● Records
-*-

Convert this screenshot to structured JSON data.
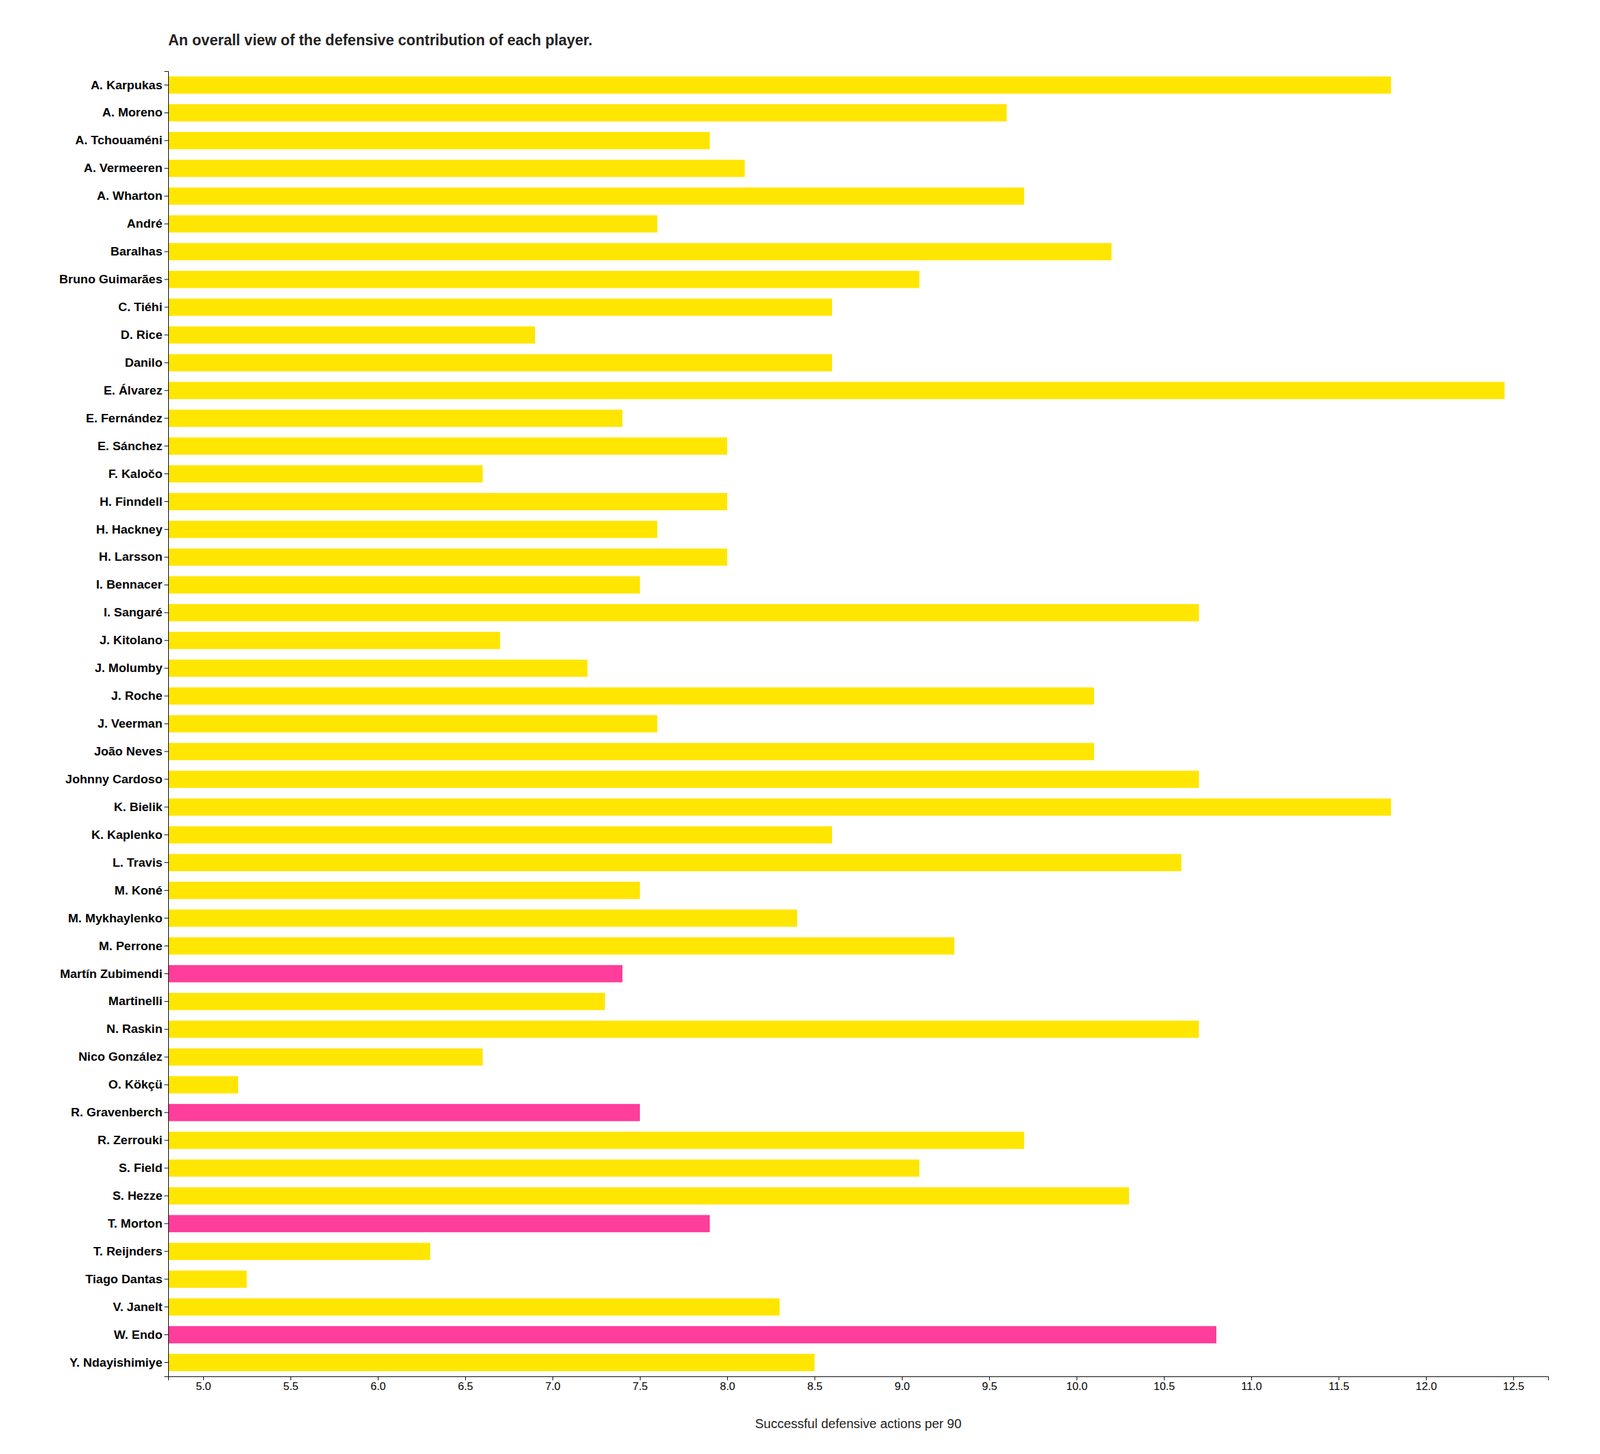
{
  "chart_data": {
    "type": "bar",
    "orientation": "horizontal",
    "title": "An overall view of the defensive contribution of each player.",
    "xlabel": "Successful defensive actions per 90",
    "categories": [
      "A. Karpukas",
      "A. Moreno",
      "A. Tchouaméni",
      "A. Vermeeren",
      "A. Wharton",
      "André",
      "Baralhas",
      "Bruno Guimarães",
      "C. Tiéhi",
      "D. Rice",
      "Danilo",
      "E. Álvarez",
      "E. Fernández",
      "E. Sánchez",
      "F. Kaločo",
      "H. Finndell",
      "H. Hackney",
      "H. Larsson",
      "I. Bennacer",
      "I. Sangaré",
      "J. Kitolano",
      "J. Molumby",
      "J. Roche",
      "J. Veerman",
      "João Neves",
      "Johnny Cardoso",
      "K. Bielik",
      "K. Kaplenko",
      "L. Travis",
      "M. Koné",
      "M. Mykhaylenko",
      "M. Perrone",
      "Martín Zubimendi",
      "Martinelli",
      "N. Raskin",
      "Nico González",
      "O. Kökçü",
      "R. Gravenberch",
      "R. Zerrouki",
      "S. Field",
      "S. Hezze",
      "T. Morton",
      "T. Reijnders",
      "Tiago Dantas",
      "V. Janelt",
      "W. Endo",
      "Y. Ndayishimiye"
    ],
    "values": [
      11.8,
      9.6,
      7.9,
      8.1,
      9.7,
      7.6,
      10.2,
      9.1,
      8.6,
      6.9,
      8.6,
      12.45,
      7.4,
      8.0,
      6.6,
      8.0,
      7.6,
      8.0,
      7.5,
      10.7,
      6.7,
      7.2,
      10.1,
      7.6,
      10.1,
      10.7,
      11.8,
      8.6,
      10.6,
      7.5,
      8.4,
      9.3,
      7.4,
      7.3,
      10.7,
      6.6,
      5.2,
      7.5,
      9.7,
      9.1,
      10.3,
      7.9,
      6.3,
      5.25,
      8.3,
      10.8,
      8.5
    ],
    "colors": [
      "#ffe600",
      "#ffe600",
      "#ffe600",
      "#ffe600",
      "#ffe600",
      "#ffe600",
      "#ffe600",
      "#ffe600",
      "#ffe600",
      "#ffe600",
      "#ffe600",
      "#ffe600",
      "#ffe600",
      "#ffe600",
      "#ffe600",
      "#ffe600",
      "#ffe600",
      "#ffe600",
      "#ffe600",
      "#ffe600",
      "#ffe600",
      "#ffe600",
      "#ffe600",
      "#ffe600",
      "#ffe600",
      "#ffe600",
      "#ffe600",
      "#ffe600",
      "#ffe600",
      "#ffe600",
      "#ffe600",
      "#ffe600",
      "#ff3d9a",
      "#ffe600",
      "#ffe600",
      "#ffe600",
      "#ffe600",
      "#ff3d9a",
      "#ffe600",
      "#ffe600",
      "#ffe600",
      "#ff3d9a",
      "#ffe600",
      "#ffe600",
      "#ffe600",
      "#ff3d9a",
      "#ffe600"
    ],
    "xlim": [
      4.8,
      12.7
    ],
    "xticks": [
      {
        "value": 5.0,
        "label": "5.0"
      },
      5.5,
      {
        "value": 6.0,
        "label": "6.0"
      },
      6.5,
      {
        "value": 7.0,
        "label": "7.0"
      },
      7.5,
      {
        "value": 8.0,
        "label": "8.0"
      },
      8.5,
      {
        "value": 9.0,
        "label": "9.0"
      },
      9.5,
      {
        "value": 10.0,
        "label": "10.0"
      },
      10.5,
      {
        "value": 11.0,
        "label": "11.0"
      },
      11.5,
      {
        "value": 12.0,
        "label": "12.0"
      },
      12.5
    ],
    "grid": false
  }
}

-*-

● Set exercise
Make an exact copy of all the material, but keep the pictures out of it.

● In response
Convert this screenshot to structured JSON data.
{
  "chart_data": {
    "type": "bar",
    "orientation": "horizontal",
    "title": "An overall view of the defensive contribution of each player.",
    "xlabel": "Successful defensive actions per 90",
    "categories": [
      "A. Karpukas",
      "A. Moreno",
      "A. Tchouaméni",
      "A. Vermeeren",
      "A. Wharton",
      "André",
      "Baralhas",
      "Bruno Guimarães",
      "C. Tiéhi",
      "D. Rice",
      "Danilo",
      "E. Álvarez",
      "E. Fernández",
      "E. Sánchez",
      "F. Kaločo",
      "H. Finndell",
      "H. Hackney",
      "H. Larsson",
      "I. Bennacer",
      "I. Sangaré",
      "J. Kitolano",
      "J. Molumby",
      "J. Roche",
      "J. Veerman",
      "João Neves",
      "Johnny Cardoso",
      "K. Bielik",
      "K. Kaplenko",
      "L. Travis",
      "M. Koné",
      "M. Mykhaylenko",
      "M. Perrone",
      "Martín Zubimendi",
      "Martinelli",
      "N. Raskin",
      "Nico González",
      "O. Kökçü",
      "R. Gravenberch",
      "R. Zerrouki",
      "S. Field",
      "S. Hezze",
      "T. Morton",
      "T. Reijnders",
      "Tiago Dantas",
      "V. Janelt",
      "W. Endo",
      "Y. Ndayishimiye"
    ],
    "values": [
      11.8,
      9.6,
      7.9,
      8.1,
      9.7,
      7.6,
      10.2,
      9.1,
      8.6,
      6.9,
      8.6,
      12.45,
      7.4,
      8.0,
      6.6,
      8.0,
      7.6,
      8.0,
      7.5,
      10.7,
      6.7,
      7.2,
      10.1,
      7.6,
      10.1,
      10.7,
      11.8,
      8.6,
      10.6,
      7.5,
      8.4,
      9.3,
      7.4,
      7.3,
      10.7,
      6.6,
      5.2,
      7.5,
      9.7,
      9.1,
      10.3,
      7.9,
      6.3,
      5.25,
      8.3,
      10.8,
      8.5
    ],
    "colors": [
      "#ffe600",
      "#ffe600",
      "#ffe600",
      "#ffe600",
      "#ffe600",
      "#ffe600",
      "#ffe600",
      "#ffe600",
      "#ffe600",
      "#ffe600",
      "#ffe600",
      "#ffe600",
      "#ffe600",
      "#ffe600",
      "#ffe600",
      "#ffe600",
      "#ffe600",
      "#ffe600",
      "#ffe600",
      "#ffe600",
      "#ffe600",
      "#ffe600",
      "#ffe600",
      "#ffe600",
      "#ffe600",
      "#ffe600",
      "#ffe600",
      "#ffe600",
      "#ffe600",
      "#ffe600",
      "#ffe600",
      "#ffe600",
      "#ff3d9a",
      "#ffe600",
      "#ffe600",
      "#ffe600",
      "#ffe600",
      "#ff3d9a",
      "#ffe600",
      "#ffe600",
      "#ffe600",
      "#ff3d9a",
      "#ffe600",
      "#ffe600",
      "#ffe600",
      "#ff3d9a",
      "#ffe600"
    ],
    "xlim": [
      4.8,
      12.7
    ],
    "xticks": [
      {
        "value": 5.0,
        "label": "5.0"
      },
      5.5,
      {
        "value": 6.0,
        "label": "6.0"
      },
      6.5,
      {
        "value": 7.0,
        "label": "7.0"
      },
      7.5,
      {
        "value": 8.0,
        "label": "8.0"
      },
      8.5,
      {
        "value": 9.0,
        "label": "9.0"
      },
      9.5,
      {
        "value": 10.0,
        "label": "10.0"
      },
      10.5,
      {
        "value": 11.0,
        "label": "11.0"
      },
      11.5,
      {
        "value": 12.0,
        "label": "12.0"
      },
      12.5
    ],
    "grid": false
  }
}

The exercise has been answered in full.